Figure content listings
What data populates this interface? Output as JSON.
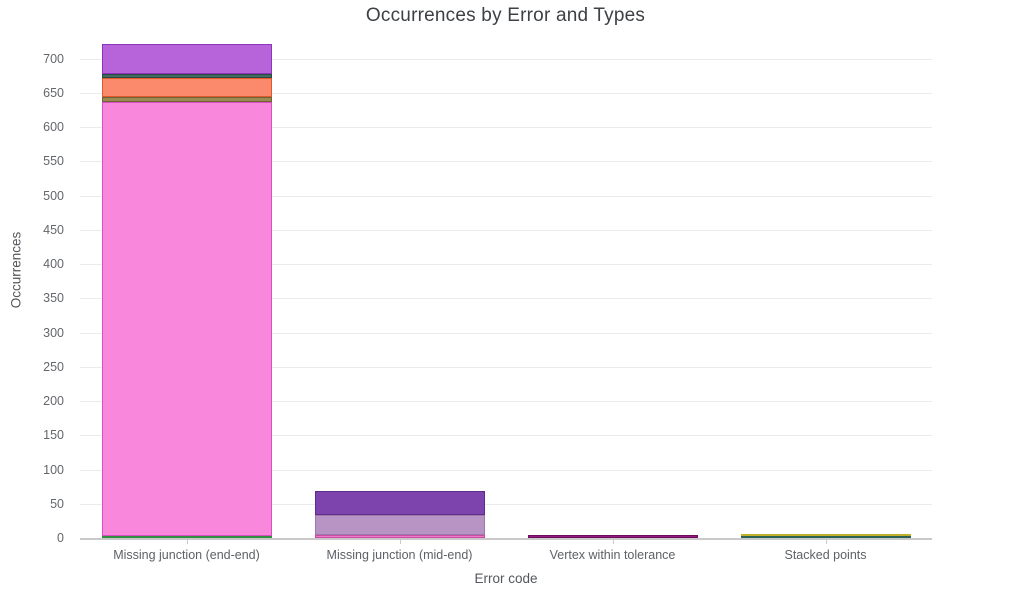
{
  "chart_data": {
    "type": "bar",
    "stacked": true,
    "title": "Occurrences by Error and Types",
    "xlabel": "Error code",
    "ylabel": "Occurrences",
    "ylim": [
      0,
      727
    ],
    "yticks": [
      0,
      50,
      100,
      150,
      200,
      250,
      300,
      350,
      400,
      450,
      500,
      550,
      600,
      650,
      700
    ],
    "grid": "horizontal",
    "legend": "none",
    "categories": [
      "Missing junction (end-end)",
      "Missing junction (mid-end)",
      "Vertex within tolerance",
      "Stacked points"
    ],
    "bars": [
      {
        "category": "Missing junction (end-end)",
        "total": 721,
        "segments": [
          {
            "value": 2,
            "fill": "#57b55f",
            "stroke": "#2f8f3f"
          },
          {
            "value": 634,
            "fill": "#f987dc",
            "stroke": "#d44fc0"
          },
          {
            "value": 7,
            "fill": "#9c8a50",
            "stroke": "#6f6234"
          },
          {
            "value": 29,
            "fill": "#fa8a6b",
            "stroke": "#dd5a31"
          },
          {
            "value": 5,
            "fill": "#416a60",
            "stroke": "#2b4a41"
          },
          {
            "value": 44,
            "fill": "#b763da",
            "stroke": "#8d35bb"
          }
        ]
      },
      {
        "category": "Missing junction (mid-end)",
        "total": 69,
        "segments": [
          {
            "value": 4,
            "fill": "#ee7bc8",
            "stroke": "#c94da4"
          },
          {
            "value": 29,
            "fill": "#b794c4",
            "stroke": "#9b7aa8"
          },
          {
            "value": 36,
            "fill": "#7d44ad",
            "stroke": "#5e2d8a"
          }
        ]
      },
      {
        "category": "Vertex within tolerance",
        "total": 5,
        "segments": [
          {
            "value": 5,
            "fill": "#93187f",
            "stroke": "#6b0e5c"
          }
        ]
      },
      {
        "category": "Stacked points",
        "total": 4,
        "segments": [
          {
            "value": 1,
            "fill": "#3e8578",
            "stroke": "#2c6156"
          },
          {
            "value": 3,
            "fill": "#e6d54b",
            "stroke": "#c2b02a"
          }
        ]
      }
    ],
    "colors": {
      "background": "#ffffff",
      "gridline": "#ebebeb",
      "axis_line": "#c9c9c9",
      "tick_label": "#63666b",
      "axis_title": "#54575c",
      "title": "#3d4045"
    }
  }
}
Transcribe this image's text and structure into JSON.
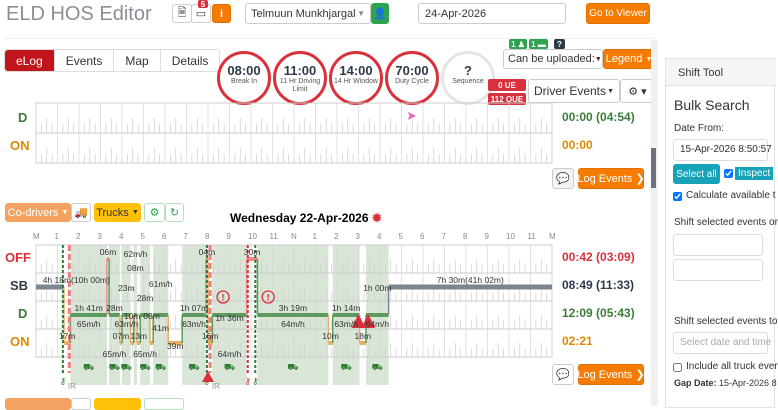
{
  "header": {
    "title": "ELD HOS Editor",
    "notes_badge": "5",
    "driver": "Telmuun Munkhjargal",
    "date": "24-Apr-2026",
    "go_to_viewer": "Go to Viewer"
  },
  "tabs": [
    {
      "label": "eLog",
      "active": true
    },
    {
      "label": "Events"
    },
    {
      "label": "Map"
    },
    {
      "label": "Details"
    }
  ],
  "gauges": [
    {
      "value": "08:00",
      "label": "Break In"
    },
    {
      "value": "11:00",
      "label": "11 Hr Driving Limit"
    },
    {
      "value": "14:00",
      "label": "14 Hr Window"
    },
    {
      "value": "70:00",
      "label": "Duty Cycle"
    },
    {
      "value": "?",
      "label": "Sequence"
    }
  ],
  "status_badges": {
    "codrivers": "1",
    "trucks": "1",
    "unknown": "?",
    "ue": "0 UE",
    "oue": "112 OUE"
  },
  "controls": {
    "can_be_uploaded": "Can be uploaded:",
    "legend": "Legend",
    "driver_events": "Driver Events"
  },
  "top_log": {
    "rows": [
      {
        "label": "D",
        "total": "00:00 (04:54)",
        "color": "#3a7d3a"
      },
      {
        "label": "ON",
        "total": "00:00",
        "color": "#e08a00"
      }
    ],
    "log_events": "Log Events"
  },
  "day_log": {
    "codrivers": "Co-drivers",
    "trucks": "Trucks",
    "date_title": "Wednesday 22-Apr-2026",
    "hour_labels": [
      "M",
      "1",
      "2",
      "3",
      "4",
      "5",
      "6",
      "7",
      "8",
      "9",
      "10",
      "11",
      "N",
      "1",
      "2",
      "3",
      "4",
      "5",
      "6",
      "7",
      "8",
      "9",
      "10",
      "11",
      "M"
    ],
    "rows": [
      {
        "label": "OFF",
        "total": "00:42 (03:09)",
        "color": "#d9313c"
      },
      {
        "label": "SB",
        "total": "08:49 (11:33)",
        "color": "#2d3a4a"
      },
      {
        "label": "D",
        "total": "12:09 (05:43)",
        "color": "#3a7d3a"
      },
      {
        "label": "ON",
        "total": "02:21",
        "color": "#e08a00"
      }
    ],
    "events": [
      {
        "status": "SB",
        "start": 0,
        "end": 1.3,
        "label": "4h 18m(10h 00m)"
      },
      {
        "status": "ON",
        "start": 1.3,
        "end": 1.6,
        "label": "17m"
      },
      {
        "status": "D",
        "start": 1.6,
        "end": 3.3,
        "label": "1h 41m",
        "speed": "65m/h"
      },
      {
        "status": "OFF",
        "start": 3.3,
        "end": 3.4,
        "label": "06m"
      },
      {
        "status": "D",
        "start": 3.4,
        "end": 3.9,
        "label": "28m",
        "speed": "65m/h"
      },
      {
        "status": "ON",
        "start": 3.9,
        "end": 4.0,
        "label": "07m"
      },
      {
        "status": "D",
        "start": 4.0,
        "end": 4.4,
        "label": "23m",
        "speed": "63m/h"
      },
      {
        "status": "ON",
        "start": 4.4,
        "end": 4.55,
        "label": "10m"
      },
      {
        "status": "D",
        "start": 4.55,
        "end": 4.7,
        "label": "08m",
        "speed": "62m/h"
      },
      {
        "status": "ON",
        "start": 4.7,
        "end": 4.85,
        "label": "13m"
      },
      {
        "status": "D",
        "start": 4.85,
        "end": 5.3,
        "label": "28m",
        "speed": "65m/h"
      },
      {
        "status": "ON",
        "start": 5.3,
        "end": 5.45,
        "label": "08m"
      },
      {
        "status": "D",
        "start": 5.45,
        "end": 6.15,
        "label": "41m",
        "speed": "61m/h"
      },
      {
        "status": "ON",
        "start": 6.15,
        "end": 6.8,
        "label": "39m"
      },
      {
        "status": "D",
        "start": 6.8,
        "end": 7.9,
        "label": "1h 07m",
        "speed": "63m/h"
      },
      {
        "status": "OFF",
        "start": 7.9,
        "end": 8.0,
        "label": "04m"
      },
      {
        "status": "ON",
        "start": 8.0,
        "end": 8.2,
        "label": "16m"
      },
      {
        "status": "D",
        "start": 8.2,
        "end": 9.8,
        "label": "1h 36m",
        "speed": "64m/h"
      },
      {
        "status": "OFF",
        "start": 9.8,
        "end": 10.3,
        "label": "30m"
      },
      {
        "status": "D",
        "start": 10.3,
        "end": 13.6,
        "label": "3h 19m",
        "speed": "64m/h"
      },
      {
        "status": "ON",
        "start": 13.6,
        "end": 13.8,
        "label": "10m"
      },
      {
        "status": "D",
        "start": 13.8,
        "end": 15.05,
        "label": "1h 14m",
        "speed": "63m/h"
      },
      {
        "status": "ON",
        "start": 15.05,
        "end": 15.35,
        "label": "18m"
      },
      {
        "status": "D",
        "start": 15.35,
        "end": 16.4,
        "label": "1h 00m",
        "speed": "64m/h"
      },
      {
        "status": "SB",
        "start": 16.4,
        "end": 24,
        "label": "7h 30m(41h 02m)"
      }
    ],
    "markers": [
      {
        "hour": 1.25,
        "type": "login",
        "note": "IR"
      },
      {
        "hour": 7.95,
        "type": "login",
        "note": "IR"
      },
      {
        "hour": 9.85,
        "type": "logout"
      },
      {
        "hour": 10.2,
        "type": "login"
      }
    ],
    "log_events": "Log Events"
  },
  "shift_tool": {
    "header": "Shift Tool",
    "title": "Bulk Search",
    "date_from_label": "Date From:",
    "date_from": "15-Apr-2026 8:50:57",
    "select_all": "Select all",
    "inspect": "Inspect",
    "calc_label": "Calculate available t",
    "shift_on_label": "Shift selected events or",
    "shift_to_label": "Shift selected events to",
    "date_placeholder": "Select date and time",
    "include_label": "Include all truck ever",
    "gap_label": "Gap Date:",
    "gap_value": "15-Apr-2026 8"
  },
  "colors": {
    "accent": "#f57c00",
    "danger": "#d9313c",
    "drive": "#3a7d3a",
    "on": "#e08a00",
    "sb": "#7a8690"
  }
}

### TASK OBJECTIVE
From the entries above, copy every line where the word "stroke" shows up.

### RESPONSE BELOW
            "stroke": "#2f8f3f"
            "stroke": "#d44fc0"
            "stroke": "#6f6234"
            "stroke": "#dd5a31"
            "stroke": "#2b4a41"
            "stroke": "#8d35bb"
            "stroke": "#c94da4"
            "stroke": "#9b7aa8"
            "stroke": "#5e2d8a"
            "stroke": "#6b0e5c"
            "stroke": "#2c6156"
            "stroke": "#c2b02a"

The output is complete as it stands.